───── Records supplied ─────
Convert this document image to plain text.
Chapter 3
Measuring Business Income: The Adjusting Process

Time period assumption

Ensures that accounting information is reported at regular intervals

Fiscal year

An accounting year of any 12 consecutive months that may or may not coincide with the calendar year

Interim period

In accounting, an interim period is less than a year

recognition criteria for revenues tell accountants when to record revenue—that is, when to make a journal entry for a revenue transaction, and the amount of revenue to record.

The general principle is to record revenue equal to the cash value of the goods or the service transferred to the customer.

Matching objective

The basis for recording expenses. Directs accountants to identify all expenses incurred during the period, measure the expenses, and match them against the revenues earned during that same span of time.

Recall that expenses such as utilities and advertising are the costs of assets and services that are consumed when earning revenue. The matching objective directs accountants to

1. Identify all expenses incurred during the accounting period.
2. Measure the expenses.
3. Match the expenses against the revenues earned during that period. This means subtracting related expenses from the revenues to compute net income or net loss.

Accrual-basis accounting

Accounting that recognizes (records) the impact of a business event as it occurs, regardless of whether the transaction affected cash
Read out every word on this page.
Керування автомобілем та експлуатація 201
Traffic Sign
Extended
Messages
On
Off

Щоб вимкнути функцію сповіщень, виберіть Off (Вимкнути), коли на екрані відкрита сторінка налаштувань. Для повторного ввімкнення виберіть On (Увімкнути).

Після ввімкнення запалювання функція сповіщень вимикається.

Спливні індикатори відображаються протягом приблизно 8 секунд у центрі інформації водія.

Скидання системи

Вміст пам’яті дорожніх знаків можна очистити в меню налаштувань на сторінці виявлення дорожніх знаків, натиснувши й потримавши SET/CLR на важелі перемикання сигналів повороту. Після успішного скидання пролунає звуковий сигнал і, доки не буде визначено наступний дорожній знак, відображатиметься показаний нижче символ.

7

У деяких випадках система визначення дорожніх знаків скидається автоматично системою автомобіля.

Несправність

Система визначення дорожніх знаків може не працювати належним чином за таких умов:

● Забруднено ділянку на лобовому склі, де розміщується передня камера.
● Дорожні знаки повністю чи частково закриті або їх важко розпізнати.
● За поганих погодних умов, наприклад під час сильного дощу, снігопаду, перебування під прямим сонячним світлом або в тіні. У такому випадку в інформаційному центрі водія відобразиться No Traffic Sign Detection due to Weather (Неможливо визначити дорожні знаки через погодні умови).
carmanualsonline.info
─────
Task goal:
Select all lines with the word "accountants" from the entries above.

Response to this exercise:
recognition criteria for revenues tell accountants when to record revenue—that is, when to make a journal entry for a revenue transaction, and the amount of revenue to record.
The basis for recording expenses. Directs accountants to identify all expenses incurred during the period, measure the expenses, and match them against the revenues earned during that same span of time.
Recall that expenses such as utilities and advertising are the costs of assets and services that are consumed when earning revenue. The matching objective directs accountants to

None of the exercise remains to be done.